◆ **What to do**
1. What flashcard software does the post on building graphs with Japanese vocabulary and kanji use to guide the learning?
2. List every module that the code in the post on building graphs with Japanese vocabulary and kanji imports from.
3. Continue the post on building graphs with Japanese vocabulary and kanji from its last sentence.

Building graphs with Japanese vocabulary and kanji

This post is a quick and dirty exploration of an aspect of my Japanese learning. The gist behind it is the following: I use a flashcard software called Anki to guide my learning. I use two decks for learning Japanese: one contains my vocabulary and is recognition only, while the other contains my kanji cards and forces me to write the Japanese characters and remember their structure.

In this post, I use the data from both decks combined to create a graph of how the information for a given learning day is connected.

Simple text exploration of the data

In [24]:
# necessary imports
from pylab import *
%matplotlib inline
In [25]:
from IPython.html.widgets import interact

Firts, let's read the raw text files containing the data from my decks. jp-kanji contains the kanji I have reviewed today, while jp-vocab contains all the words that I have in my Japanese vocabulary deck.

In [26]:
kanji = genfromtxt('files/kanji.csv', dtype=np.str, usecols=0, delimiter=',')
In [27]:
myvocab = genfromtxt('files/jp_vocab.csv', dtype=np.str, usecols=0, delimiter=',')

The characters I have read so far are encoded using UTF-8. To work with them, I'm converting them to Python unicode.

In [28]:
from codecs import decode
kanji = [decode(k, 'utf-8') for k in kanji]
myvocab = [decode(w, 'utf-8') for w in myvocab]
In [29]:
for k in kanji:
    print k, 
淡 貯 腹 妃 翁 葬 鉄 賀 委 屈 漏 穏 料 庸 累 酌 糾 陵 星 斜 斉 沈 尾 展 雰

Let's now write a function that filters my vocabulary list according to whether a given kanji is present in a word or not.

◆ **Material provided**
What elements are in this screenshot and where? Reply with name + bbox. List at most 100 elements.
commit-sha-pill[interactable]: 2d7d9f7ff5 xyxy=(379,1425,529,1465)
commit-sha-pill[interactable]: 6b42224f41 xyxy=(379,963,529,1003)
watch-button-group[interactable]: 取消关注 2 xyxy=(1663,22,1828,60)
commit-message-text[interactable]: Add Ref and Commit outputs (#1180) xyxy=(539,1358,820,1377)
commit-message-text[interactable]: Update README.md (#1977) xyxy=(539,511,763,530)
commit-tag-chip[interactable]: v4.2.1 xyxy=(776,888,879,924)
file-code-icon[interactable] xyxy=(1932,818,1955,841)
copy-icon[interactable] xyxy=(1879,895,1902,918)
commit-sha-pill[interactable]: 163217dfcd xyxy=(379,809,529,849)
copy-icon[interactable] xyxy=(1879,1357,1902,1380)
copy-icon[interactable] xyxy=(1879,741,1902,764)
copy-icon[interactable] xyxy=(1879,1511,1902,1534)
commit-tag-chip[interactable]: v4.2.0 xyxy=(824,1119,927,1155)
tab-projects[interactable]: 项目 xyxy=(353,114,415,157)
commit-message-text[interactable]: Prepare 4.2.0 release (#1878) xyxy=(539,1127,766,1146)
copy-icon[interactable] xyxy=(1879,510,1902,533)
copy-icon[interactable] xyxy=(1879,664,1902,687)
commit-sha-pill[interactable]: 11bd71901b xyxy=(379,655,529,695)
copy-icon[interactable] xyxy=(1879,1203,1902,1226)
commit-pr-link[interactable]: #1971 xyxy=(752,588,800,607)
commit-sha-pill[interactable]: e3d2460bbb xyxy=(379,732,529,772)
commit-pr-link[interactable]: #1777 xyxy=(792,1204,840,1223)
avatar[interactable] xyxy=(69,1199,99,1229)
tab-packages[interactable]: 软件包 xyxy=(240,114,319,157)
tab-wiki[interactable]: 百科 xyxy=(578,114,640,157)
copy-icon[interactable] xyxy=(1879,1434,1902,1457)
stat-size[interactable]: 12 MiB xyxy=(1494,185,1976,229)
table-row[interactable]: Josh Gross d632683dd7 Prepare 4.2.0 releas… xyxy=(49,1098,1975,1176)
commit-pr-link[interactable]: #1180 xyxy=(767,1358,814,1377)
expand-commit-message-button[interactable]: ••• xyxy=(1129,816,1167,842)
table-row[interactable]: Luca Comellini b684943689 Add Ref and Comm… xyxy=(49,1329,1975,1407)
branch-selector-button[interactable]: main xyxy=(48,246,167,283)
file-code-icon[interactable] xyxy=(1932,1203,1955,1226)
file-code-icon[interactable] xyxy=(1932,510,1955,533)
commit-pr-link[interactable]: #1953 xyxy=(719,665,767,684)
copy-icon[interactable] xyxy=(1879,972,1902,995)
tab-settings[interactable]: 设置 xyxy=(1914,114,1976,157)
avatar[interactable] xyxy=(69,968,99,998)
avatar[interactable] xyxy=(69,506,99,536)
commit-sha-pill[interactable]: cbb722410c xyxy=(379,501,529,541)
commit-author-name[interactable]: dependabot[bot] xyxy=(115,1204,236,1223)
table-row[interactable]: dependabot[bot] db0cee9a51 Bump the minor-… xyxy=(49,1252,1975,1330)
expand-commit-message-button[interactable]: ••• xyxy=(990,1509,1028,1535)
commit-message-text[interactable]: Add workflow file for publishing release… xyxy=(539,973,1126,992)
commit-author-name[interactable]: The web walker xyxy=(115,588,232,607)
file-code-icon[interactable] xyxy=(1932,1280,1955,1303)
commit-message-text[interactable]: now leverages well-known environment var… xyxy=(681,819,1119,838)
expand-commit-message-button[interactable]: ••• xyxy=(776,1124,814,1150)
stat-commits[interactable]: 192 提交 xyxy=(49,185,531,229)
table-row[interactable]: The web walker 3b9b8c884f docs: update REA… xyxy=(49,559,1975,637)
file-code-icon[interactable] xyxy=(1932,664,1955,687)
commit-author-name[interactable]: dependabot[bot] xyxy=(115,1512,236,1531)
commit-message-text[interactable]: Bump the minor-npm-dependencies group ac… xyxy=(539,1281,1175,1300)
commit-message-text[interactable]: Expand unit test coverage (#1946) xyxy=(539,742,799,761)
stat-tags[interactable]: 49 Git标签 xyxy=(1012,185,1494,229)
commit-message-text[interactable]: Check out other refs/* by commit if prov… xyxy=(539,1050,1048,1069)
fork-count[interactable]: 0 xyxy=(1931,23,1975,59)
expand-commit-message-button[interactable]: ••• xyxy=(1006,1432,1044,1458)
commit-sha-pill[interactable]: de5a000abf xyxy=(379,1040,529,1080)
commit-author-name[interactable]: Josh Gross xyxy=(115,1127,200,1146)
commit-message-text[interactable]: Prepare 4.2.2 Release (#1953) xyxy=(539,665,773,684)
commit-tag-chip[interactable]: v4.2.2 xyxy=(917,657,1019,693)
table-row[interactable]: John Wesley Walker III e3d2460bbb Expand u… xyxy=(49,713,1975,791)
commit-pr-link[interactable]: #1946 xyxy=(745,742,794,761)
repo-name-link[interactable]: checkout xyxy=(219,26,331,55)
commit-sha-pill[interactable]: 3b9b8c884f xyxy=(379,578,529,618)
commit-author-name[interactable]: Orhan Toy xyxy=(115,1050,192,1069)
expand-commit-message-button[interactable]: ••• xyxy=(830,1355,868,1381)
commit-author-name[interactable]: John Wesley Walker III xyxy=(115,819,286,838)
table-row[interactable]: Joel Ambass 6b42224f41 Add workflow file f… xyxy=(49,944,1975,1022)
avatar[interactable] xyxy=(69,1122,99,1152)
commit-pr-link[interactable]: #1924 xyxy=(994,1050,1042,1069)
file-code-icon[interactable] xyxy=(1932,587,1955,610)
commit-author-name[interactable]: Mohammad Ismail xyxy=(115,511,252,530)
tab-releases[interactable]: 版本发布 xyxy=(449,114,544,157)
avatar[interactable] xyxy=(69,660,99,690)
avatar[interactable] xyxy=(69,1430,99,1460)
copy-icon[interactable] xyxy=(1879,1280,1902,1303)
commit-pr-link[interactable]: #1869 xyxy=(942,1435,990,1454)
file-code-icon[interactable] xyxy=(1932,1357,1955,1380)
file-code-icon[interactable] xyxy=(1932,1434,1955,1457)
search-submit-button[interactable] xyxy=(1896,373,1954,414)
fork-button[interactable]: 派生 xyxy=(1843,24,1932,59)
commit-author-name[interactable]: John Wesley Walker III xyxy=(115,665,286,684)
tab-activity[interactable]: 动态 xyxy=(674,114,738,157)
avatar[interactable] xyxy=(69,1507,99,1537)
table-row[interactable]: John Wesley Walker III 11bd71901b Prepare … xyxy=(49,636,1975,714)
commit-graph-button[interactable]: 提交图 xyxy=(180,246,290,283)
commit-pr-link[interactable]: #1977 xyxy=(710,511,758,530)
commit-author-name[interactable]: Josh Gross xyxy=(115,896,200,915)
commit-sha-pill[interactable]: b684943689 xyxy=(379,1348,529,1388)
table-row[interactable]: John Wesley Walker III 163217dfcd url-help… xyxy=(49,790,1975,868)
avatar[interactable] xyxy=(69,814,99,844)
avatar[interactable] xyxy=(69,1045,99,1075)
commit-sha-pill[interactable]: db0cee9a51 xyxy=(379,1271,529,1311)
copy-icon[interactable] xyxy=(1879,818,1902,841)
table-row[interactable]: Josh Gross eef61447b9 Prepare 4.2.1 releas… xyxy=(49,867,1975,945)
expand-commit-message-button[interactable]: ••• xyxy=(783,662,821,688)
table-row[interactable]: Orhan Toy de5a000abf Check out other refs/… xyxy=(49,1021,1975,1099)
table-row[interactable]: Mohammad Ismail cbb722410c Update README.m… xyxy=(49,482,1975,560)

◆ **Results by task**
1. Anki

2. pylab, IPython.html.widgets, codecs

3.
In [30]:
def get_associated_vocab(kanji):
    return filter(lambda s: kanji in s, myvocab)
In [31]:
words = get_associated_vocab(kanji[1])
for w in words:
    print w,

We can explore this interactively using the IPython notebook tool interact:

In [32]:
def print_my_vocab(kanji_char):
    words = get_associated_vocab(kanji_char)
    print "You selected character " + kanji_char
    if len(words) != 0:
        print "Matches in your vocabulary found!"
        for w in words:
            print w
    else: 
        print "No match in your vocabulary"
In [33]:
interact(lambda ind: print_my_vocab(kanji[ind]),
         ind=(0, len(kanji) - 1))
You selected character 料
Matches in your vocabulary found!
料理
晩御飯 は 日本 料理 レストランで食べました。おいしかったお好み焼き食べました。<br><br>
材料
小麦粉はケーキの主な材料だ。
食料品
給料
Out[33]:
<function __main__.<lambda>>

Graphical exploration using NetworkX

NetworkX is a toolkit for the study of networks, written in Python. Inspired by this example from the gallery, we can leverage its graphical tools to visualize the data I have analyzed so far.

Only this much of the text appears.